PASSAGE PROVIDED ::
++++++++++

Born in Russia, I spent the first twenty years of my life in Orenburg, Russia and Mogilev, Belarus. For the last eleven years, I've lived in New Hampshire and Michigan, US. While I continue to absorb and adapt to American culture, I am always thrilled to share my Russian heritage with those who find it interesting. Travel, photography and art play a special part in my life. Twitter: @iamnx2u


Comments:

  1. Lera:

    The most important thing a woman in the situation must know that 1. if she doesn’t speak English, there’re interpreters and she can request them at pretty much any state or gov. organizations, even private companies have interpreters. At the very least there’re community services, and chances are some people speak Russian there, they can help.
    2. If the spouse says, “I’ll have you deported”, it’s abuse (I’m not even mentioning slashing the tires, etc.)…the wife must call domestic violence line (there’re Russian interpreters there). They will tell her all about her rights.

    The most important thing to remember – the victim can get her legal status in US without her spouse in this situation, he can blackmail all he wants…as soon as he does, she can get green card without him.

    Bottom line, before leaving home country, ask for help and study about your rights. This will be the best advice.

  2. Mark:

    I met my fiancee on a website about 5 years ago. Initially, I was writing to 7 different women, and eventually, I narrowed the field until I was only writing to 1. I have visited her twice in Ukraine where she lives, and most recently, flew her and her son to Montenegro for a vacation away from the uncertainty at home.

    We have talked about her moving here, I also offered to move to Ukraine to be with her. I know how hard it will be for her and her son to adjust to life here in Canada. It’s scary, but I have fallen for her, and will do whatever I can to help. Her English is improving, but I am also learning Russian. I have even compiled a list of local organizations within the Ukrainian and Russian communities here that can help.

++++++++++

AIM ::
Continue the comments on moving abroad for marriage from the point where they stop.

Region annotation records
++++++++++

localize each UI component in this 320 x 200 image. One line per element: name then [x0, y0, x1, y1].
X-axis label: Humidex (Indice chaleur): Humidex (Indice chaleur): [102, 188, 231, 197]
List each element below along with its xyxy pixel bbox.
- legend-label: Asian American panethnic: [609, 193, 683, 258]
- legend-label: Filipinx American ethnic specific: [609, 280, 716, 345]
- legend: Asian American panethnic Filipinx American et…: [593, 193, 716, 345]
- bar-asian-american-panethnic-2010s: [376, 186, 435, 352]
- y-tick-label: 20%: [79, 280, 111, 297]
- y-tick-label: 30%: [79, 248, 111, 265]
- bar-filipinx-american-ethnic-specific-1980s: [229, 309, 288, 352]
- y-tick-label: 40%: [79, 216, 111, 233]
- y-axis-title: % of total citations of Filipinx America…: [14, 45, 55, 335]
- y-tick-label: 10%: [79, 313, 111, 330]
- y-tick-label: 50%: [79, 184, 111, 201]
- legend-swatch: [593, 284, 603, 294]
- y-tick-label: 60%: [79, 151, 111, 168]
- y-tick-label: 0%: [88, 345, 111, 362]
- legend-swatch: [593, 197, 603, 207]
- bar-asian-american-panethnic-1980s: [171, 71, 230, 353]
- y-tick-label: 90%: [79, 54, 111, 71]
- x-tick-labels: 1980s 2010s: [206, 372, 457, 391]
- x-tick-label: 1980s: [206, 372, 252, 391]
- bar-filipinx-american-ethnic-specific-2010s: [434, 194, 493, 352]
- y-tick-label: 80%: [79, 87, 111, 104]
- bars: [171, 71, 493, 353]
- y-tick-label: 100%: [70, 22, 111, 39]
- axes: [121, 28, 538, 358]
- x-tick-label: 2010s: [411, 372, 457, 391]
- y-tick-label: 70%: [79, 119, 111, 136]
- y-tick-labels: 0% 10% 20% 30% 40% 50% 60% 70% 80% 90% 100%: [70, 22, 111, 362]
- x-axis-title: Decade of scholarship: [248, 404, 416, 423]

++++++++++

ANSWER BELOW ::
    I recently spoke with a lawyer to see what my options are for bringing her to Canada. I don’t like the chances of getting her a temporary resident visa, the lawyer says there is about a 50% chance they will turn her down. Based on the fact that the Ukraine is sliding into a civil conflict and even possibly, open war with Russia. So I may have to go to Ukraine, and marry her to start a sponsorship to get her here.

    The immigration process is daunting, but I know it is just as daunting to move away from everything you know, and your family and friends. I have met her mother, and she likes me. My Russian is good enough to understand her when she said that I have “kind eyes and a calm disposition”. Her mom does support what she is doing, looking to move out of the country. Even her brother supports her decision. And her son wants his mom to be happy. And that is what I want too.

    I do think that men here in N America need to realize that they are dealing with a person. Not a sex machine, trophy or commodity. I know that my Natasha is a strong woman, she is intelligent and independent. We have talked often of our goals in life, politics, raising children, and a myriad of other topics. I feel very good about my choice, and I think she also feels good about the choice she has made. We both understand the road ahead is not going to be easy, but we can work together to travel that road to end of our lives, wherever it may lead.

  3. Delia:

    Lera:

    Too bad many Russian women… actually, I should say ALL the Russian women who come here as brides/wives don’t know anything about these issues. There’s no such thing as punishment for domestic abuse in Russia, so they won’t know or even think that it’s possible to report your husband, an American, who has lived here in his country all his life! They might not even think that there’s a Russian community closeby, especially if it’s a small town. What I’m trying to say that in most cases they are pretty helpless. Too bad there’s no such “INS service” as checking on newlyweds: whether new wives are real wives or slaves to their American husbands.

  4. Delia:

    Mark:

    I am sure you already did but in case you haven’t: check the services of the Canadian embassy in Ukraine. I used to work at the US Embassy and there was a protocol what to do when an American came to the country to wed a local woman. I am not saying it will make the emigration process easier but it might make it faster.

  5. Helen:

    Jesus wept!
    First off, I am truly sorry a member of your family had to go through this.
    Sadly, there are fair number of similar cases.

    I am with Lera: there is a legal recourse.
    A good lawyer will make a mincemeat out of this guy.
    Some will take a case like this pro-bono (because it will be a great free advertisement for their firm for similar cases) or on contingency basis (attorneys fees will be ultimately paid by husband’s estate)

    Not only there is a clear case for abuse, but there is also evidence of false imprisonment (tire slashing-hence preventing from leaving, threats).
    A good lawyer will also be able to sew on a trafficking charge to that, as the guy certainly was expecting sex and in conjunction with false imprisonment it will stick.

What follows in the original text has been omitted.